| WRITTEN TASK |
Images must not appear in your copy; reproduce every other part of the records exactly.

| SOURCE RECORDS |
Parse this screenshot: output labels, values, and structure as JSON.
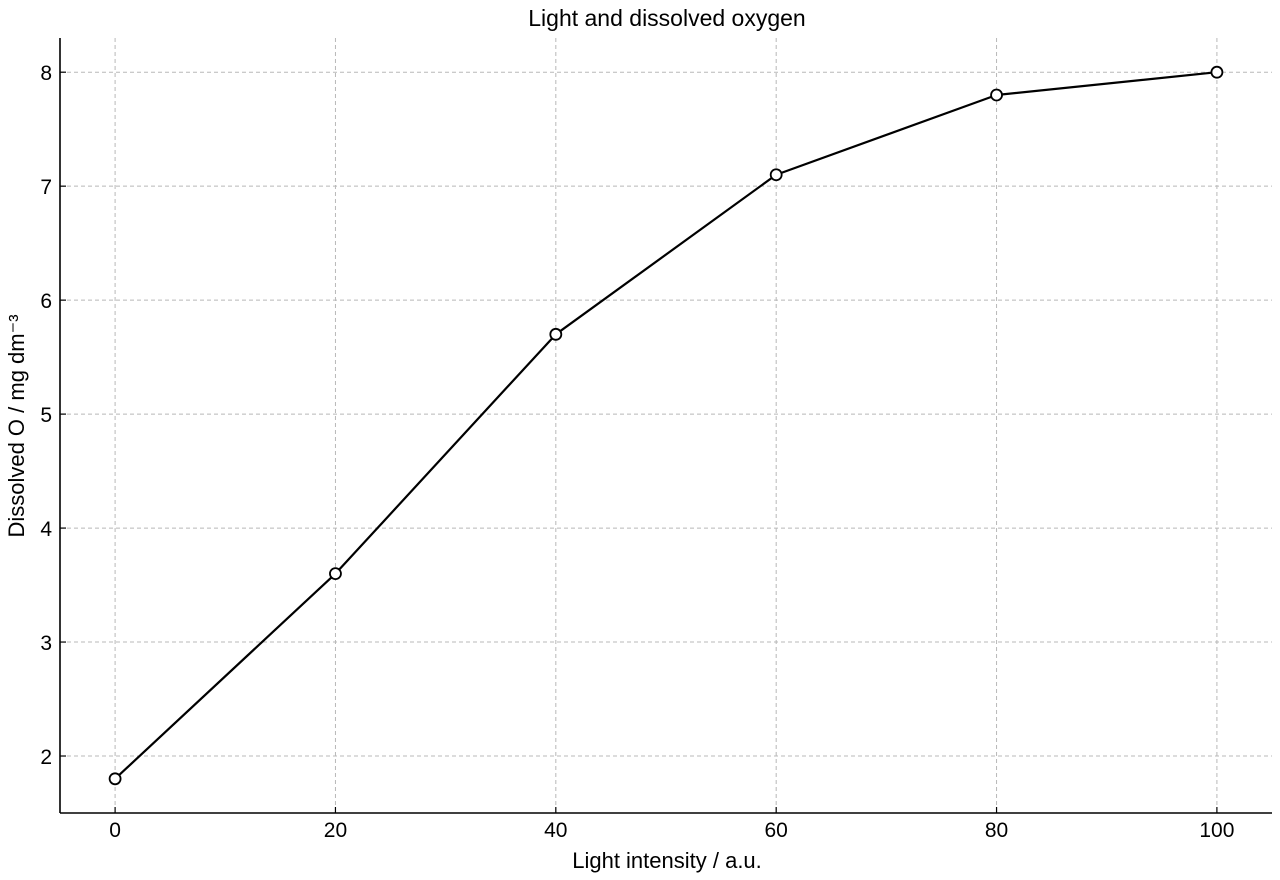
{
  "chart_data": {
    "type": "line",
    "title": "Light and dissolved oxygen",
    "xlabel": "Light intensity / a.u.",
    "ylabel": "Dissolved O  / mg dm⁻³",
    "x": [
      0,
      20,
      40,
      60,
      80,
      100
    ],
    "series": [
      {
        "values": [
          1.8,
          3.6,
          5.7,
          7.1,
          7.8,
          8.0
        ],
        "color": "#000000",
        "marker": "open-circle"
      }
    ],
    "xlim": [
      -5,
      105
    ],
    "ylim": [
      1.5,
      8.3
    ],
    "xticks": [
      0,
      20,
      40,
      60,
      80,
      100
    ],
    "yticks": [
      2,
      3,
      4,
      5,
      6,
      7,
      8
    ],
    "xtick_labels": [
      "0",
      "20",
      "40",
      "60",
      "80",
      "100"
    ],
    "ytick_labels": [
      "2",
      "3",
      "4",
      "5",
      "6",
      "7",
      "8"
    ],
    "grid": true,
    "legend": "none"
  }
}
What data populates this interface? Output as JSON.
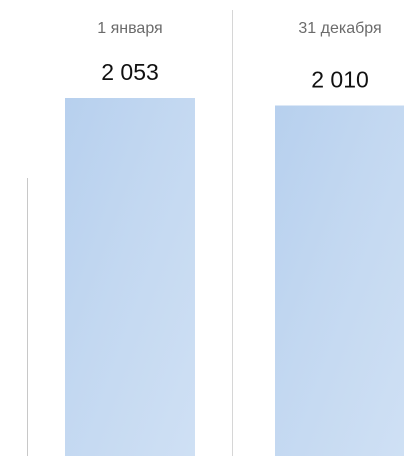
{
  "chart_data": {
    "type": "bar",
    "categories": [
      "1 января",
      "31 декабря"
    ],
    "values": [
      2053,
      2010
    ],
    "value_labels": [
      "2 053",
      "2 010"
    ],
    "color": "#bcd4ef",
    "ylim": [
      0,
      2615
    ]
  }
}
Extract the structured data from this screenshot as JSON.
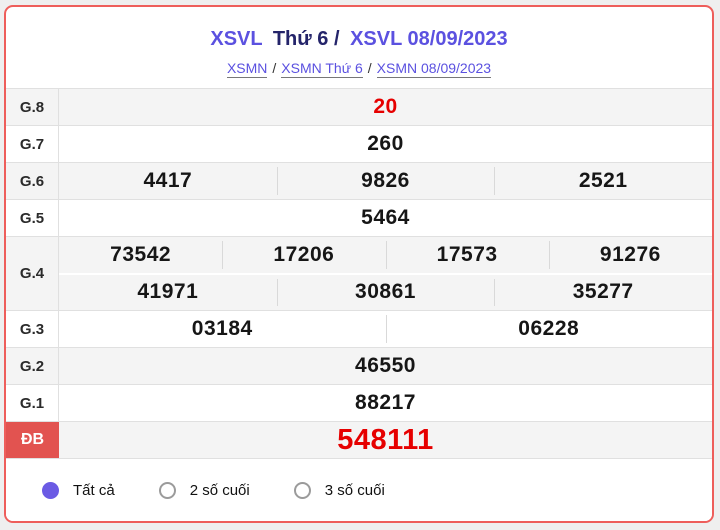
{
  "header": {
    "title": {
      "brand": "XSVL",
      "middle": "Thứ 6 /",
      "date_part": "XSVL 08/09/2023"
    },
    "breadcrumb": [
      "XSMN",
      "XSMN Thứ 6",
      "XSMN 08/09/2023"
    ],
    "breadcrumb_separator": "/"
  },
  "results": {
    "rows": [
      {
        "label": "G.8",
        "cells": [
          "20"
        ],
        "highlight": true
      },
      {
        "label": "G.7",
        "cells": [
          "260"
        ]
      },
      {
        "label": "G.6",
        "cells": [
          "4417",
          "9826",
          "2521"
        ]
      },
      {
        "label": "G.5",
        "cells": [
          "5464"
        ]
      },
      {
        "label": "G.4",
        "lines": [
          [
            "73542",
            "17206",
            "17573",
            "91276"
          ],
          [
            "41971",
            "30861",
            "35277"
          ]
        ]
      },
      {
        "label": "G.3",
        "cells": [
          "03184",
          "06228"
        ]
      },
      {
        "label": "G.2",
        "cells": [
          "46550"
        ]
      },
      {
        "label": "G.1",
        "cells": [
          "88217"
        ]
      },
      {
        "label": "ĐB",
        "cells": [
          "548111"
        ],
        "special": true
      }
    ]
  },
  "filters": {
    "options": [
      {
        "label": "Tất cả",
        "selected": true
      },
      {
        "label": "2 số cuối",
        "selected": false
      },
      {
        "label": "3 số cuối",
        "selected": false
      }
    ]
  },
  "colors": {
    "accent_purple": "#5b51e0",
    "title_navy": "#24246a",
    "value_red": "#e60000",
    "special_bg": "#e25350",
    "radio_selected": "#6b5be4",
    "card_border": "#ee5e5b",
    "row_alt_bg": "#f4f4f4"
  }
}
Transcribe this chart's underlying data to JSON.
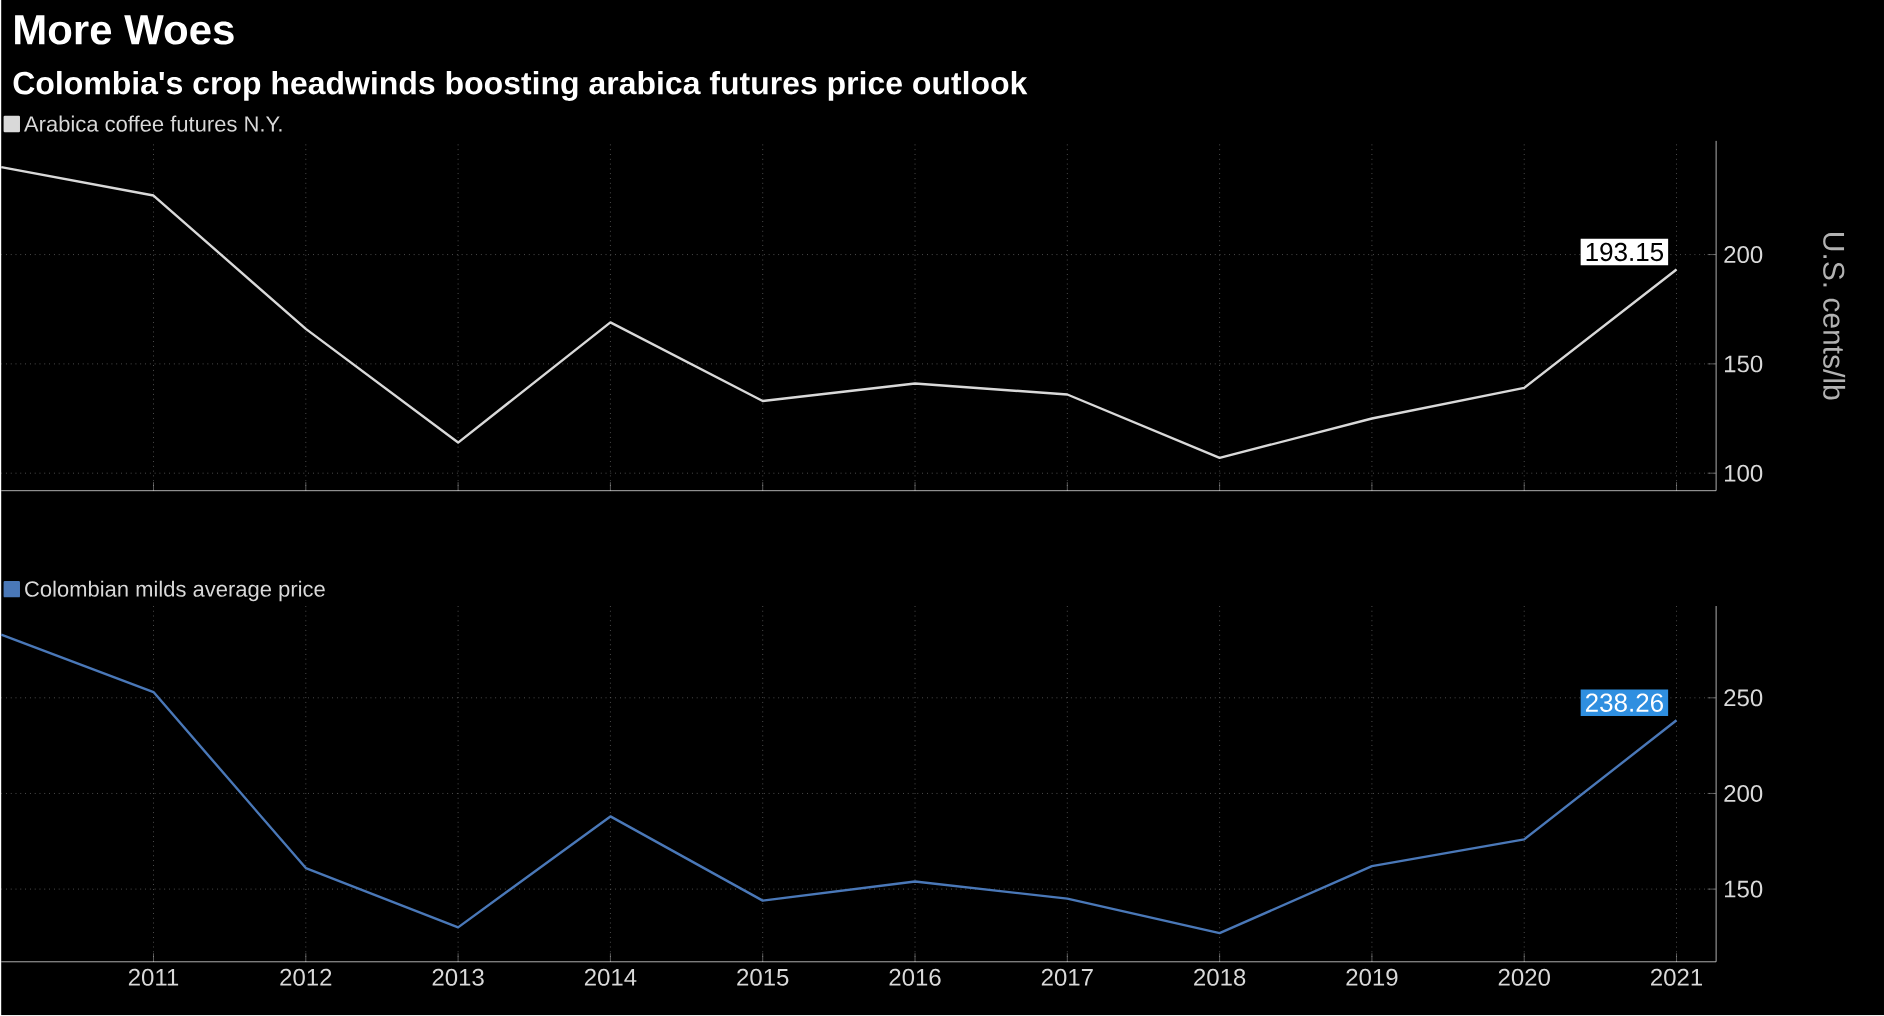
{
  "chart_data": [
    {
      "type": "line",
      "title": "More Woes",
      "subtitle": "Colombia's crop headwinds boosting arabica futures price outlook",
      "ylabel": "U.S. cents/lb",
      "x": [
        2010,
        2011,
        2012,
        2013,
        2014,
        2015,
        2016,
        2017,
        2018,
        2019,
        2020,
        2021
      ],
      "series": [
        {
          "name": "Arabica coffee futures N.Y.",
          "color": "#d9d9d9",
          "values": [
            240,
            227,
            166,
            114,
            169,
            133,
            141,
            136,
            107,
            125,
            139,
            193.15
          ],
          "value_labels": [
            null,
            null,
            null,
            null,
            null,
            null,
            null,
            null,
            null,
            null,
            null,
            "193.15"
          ]
        }
      ],
      "xlim": [
        2010,
        2021.26
      ],
      "xticks": [
        2011,
        2012,
        2013,
        2014,
        2015,
        2016,
        2017,
        2018,
        2019,
        2020,
        2021
      ],
      "ylim": [
        92,
        252
      ],
      "yticks": [
        100,
        150,
        200
      ],
      "grid": true,
      "legend": "top left",
      "tick_labels": "y",
      "marker": "none"
    },
    {
      "type": "line",
      "x": [
        2010,
        2011,
        2012,
        2013,
        2014,
        2015,
        2016,
        2017,
        2018,
        2019,
        2020,
        2021
      ],
      "series": [
        {
          "name": "Colombian milds average price",
          "color": "#4a78b8",
          "values": [
            283,
            253,
            161,
            130,
            188,
            144,
            154,
            145,
            127,
            162,
            176,
            238.26
          ],
          "value_labels": [
            null,
            null,
            null,
            null,
            null,
            null,
            null,
            null,
            null,
            null,
            null,
            "238.26"
          ]
        }
      ],
      "xlim": [
        2010,
        2021.26
      ],
      "xticks": [
        2011,
        2012,
        2013,
        2014,
        2015,
        2016,
        2017,
        2018,
        2019,
        2020,
        2021
      ],
      "ylim": [
        112,
        298
      ],
      "yticks": [
        150,
        200,
        250
      ],
      "grid": true,
      "legend": "top left",
      "marker": "none"
    }
  ]
}
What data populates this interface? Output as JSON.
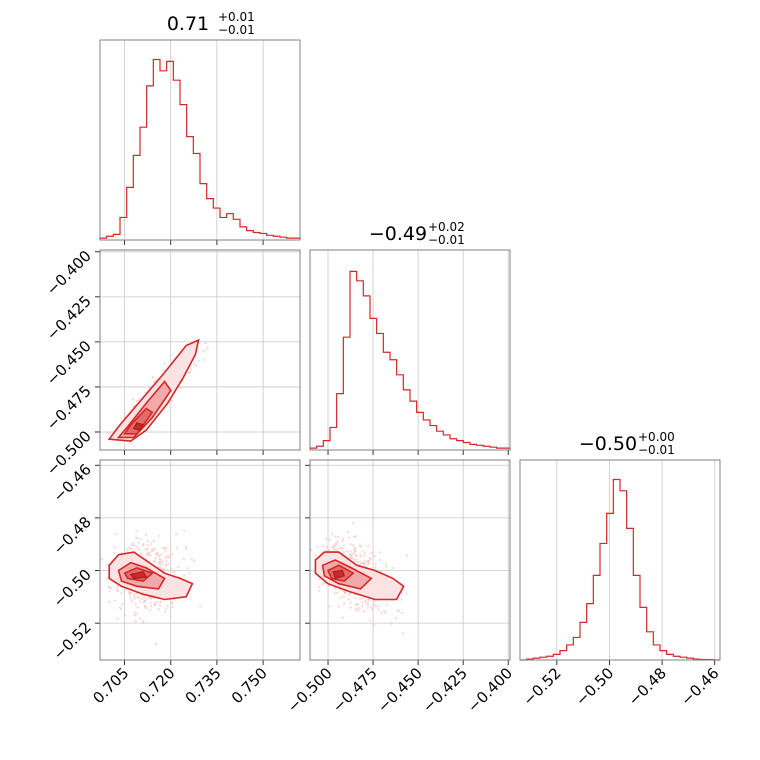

| SOLVED PROBLEM |
Parse this screenshot: output labels, values, and structure as JSON.
{
  "chart_data": {
    "type": "line",
    "title": "Light and dissolved oxygen",
    "xlabel": "Light intensity / a.u.",
    "ylabel": "Dissolved O  / mg dm⁻³",
    "x": [
      0,
      20,
      40,
      60,
      80,
      100
    ],
    "series": [
      {
        "values": [
          1.8,
          3.6,
          5.7,
          7.1,
          7.8,
          8.0
        ],
        "color": "#000000",
        "marker": "open-circle"
      }
    ],
    "xlim": [
      -5,
      105
    ],
    "ylim": [
      1.5,
      8.3
    ],
    "xticks": [
      0,
      20,
      40,
      60,
      80,
      100
    ],
    "yticks": [
      2,
      3,
      4,
      5,
      6,
      7,
      8
    ],
    "xtick_labels": [
      "0",
      "20",
      "40",
      "60",
      "80",
      "100"
    ],
    "ytick_labels": [
      "2",
      "3",
      "4",
      "5",
      "6",
      "7",
      "8"
    ],
    "grid": true,
    "legend": "none"
  }
}
What data populates this interface? Output as JSON.
{
  "chart_data": {
    "type": "bar",
    "categories": [
      "1 января",
      "31 декабря"
    ],
    "values": [
      2053,
      2010
    ],
    "value_labels": [
      "2 053",
      "2 010"
    ],
    "color": "#bcd4ef",
    "ylim": [
      0,
      2615
    ]
  }
}
Extract the structured data from this screenshot as JSON.
{
  "header": {
    "title": {
      "brand": "XSVL",
      "middle": "Thứ 6 /",
      "date_part": "XSVL 08/09/2023"
    },
    "breadcrumb": [
      "XSMN",
      "XSMN Thứ 6",
      "XSMN 08/09/2023"
    ],
    "breadcrumb_separator": "/"
  },
  "results": {
    "rows": [
      {
        "label": "G.8",
        "cells": [
          "20"
        ],
        "highlight": true
      },
      {
        "label": "G.7",
        "cells": [
          "260"
        ]
      },
      {
        "label": "G.6",
        "cells": [
          "4417",
          "9826",
          "2521"
        ]
      },
      {
        "label": "G.5",
        "cells": [
          "5464"
        ]
      },
      {
        "label": "G.4",
        "lines": [
          [
            "73542",
            "17206",
            "17573",
            "91276"
          ],
          [
            "41971",
            "30861",
            "35277"
          ]
        ]
      },
      {
        "label": "G.3",
        "cells": [
          "03184",
          "06228"
        ]
      },
      {
        "label": "G.2",
        "cells": [
          "46550"
        ]
      },
      {
        "label": "G.1",
        "cells": [
          "88217"
        ]
      },
      {
        "label": "ĐB",
        "cells": [
          "548111"
        ],
        "special": true
      }
    ]
  },
  "filters": {
    "options": [
      {
        "label": "Tất cả",
        "selected": true
      },
      {
        "label": "2 số cuối",
        "selected": false
      },
      {
        "label": "3 số cuối",
        "selected": false
      }
    ]
  },
  "colors": {
    "accent_purple": "#5b51e0",
    "title_navy": "#24246a",
    "value_red": "#e60000",
    "special_bg": "#e25350",
    "radio_selected": "#6b5be4",
    "card_border": "#ee5e5b",
    "row_alt_bg": "#f4f4f4"
  }
}
Transcribe this chart's underlying data to JSON.
{
  "chart_data": [
    {
      "type": "line",
      "title": "More Woes",
      "subtitle": "Colombia's crop headwinds boosting arabica futures price outlook",
      "ylabel": "U.S. cents/lb",
      "x": [
        2010,
        2011,
        2012,
        2013,
        2014,
        2015,
        2016,
        2017,
        2018,
        2019,
        2020,
        2021
      ],
      "series": [
        {
          "name": "Arabica coffee futures N.Y.",
          "color": "#d9d9d9",
          "values": [
            240,
            227,
            166,
            114,
            169,
            133,
            141,
            136,
            107,
            125,
            139,
            193.15
          ],
          "value_labels": [
            null,
            null,
            null,
            null,
            null,
            null,
            null,
            null,
            null,
            null,
            null,
            "193.15"
          ]
        }
      ],
      "xlim": [
        2010,
        2021.26
      ],
      "xticks": [
        2011,
        2012,
        2013,
        2014,
        2015,
        2016,
        2017,
        2018,
        2019,
        2020,
        2021
      ],
      "ylim": [
        92,
        252
      ],
      "yticks": [
        100,
        150,
        200
      ],
      "grid": true,
      "legend": "top left",
      "tick_labels": "y",
      "marker": "none"
    },
    {
      "type": "line",
      "x": [
        2010,
        2011,
        2012,
        2013,
        2014,
        2015,
        2016,
        2017,
        2018,
        2019,
        2020,
        2021
      ],
      "series": [
        {
          "name": "Colombian milds average price",
          "color": "#4a78b8",
          "values": [
            283,
            253,
            161,
            130,
            188,
            144,
            154,
            145,
            127,
            162,
            176,
            238.26
          ],
          "value_labels": [
            null,
            null,
            null,
            null,
            null,
            null,
            null,
            null,
            null,
            null,
            null,
            "238.26"
          ]
        }
      ],
      "xlim": [
        2010,
        2021.26
      ],
      "xticks": [
        2011,
        2012,
        2013,
        2014,
        2015,
        2016,
        2017,
        2018,
        2019,
        2020,
        2021
      ],
      "ylim": [
        112,
        298
      ],
      "yticks": [
        150,
        200,
        250
      ],
      "grid": true,
      "legend": "top left",
      "marker": "none"
    }
  ]
}
What data populates this interface? Output as JSON.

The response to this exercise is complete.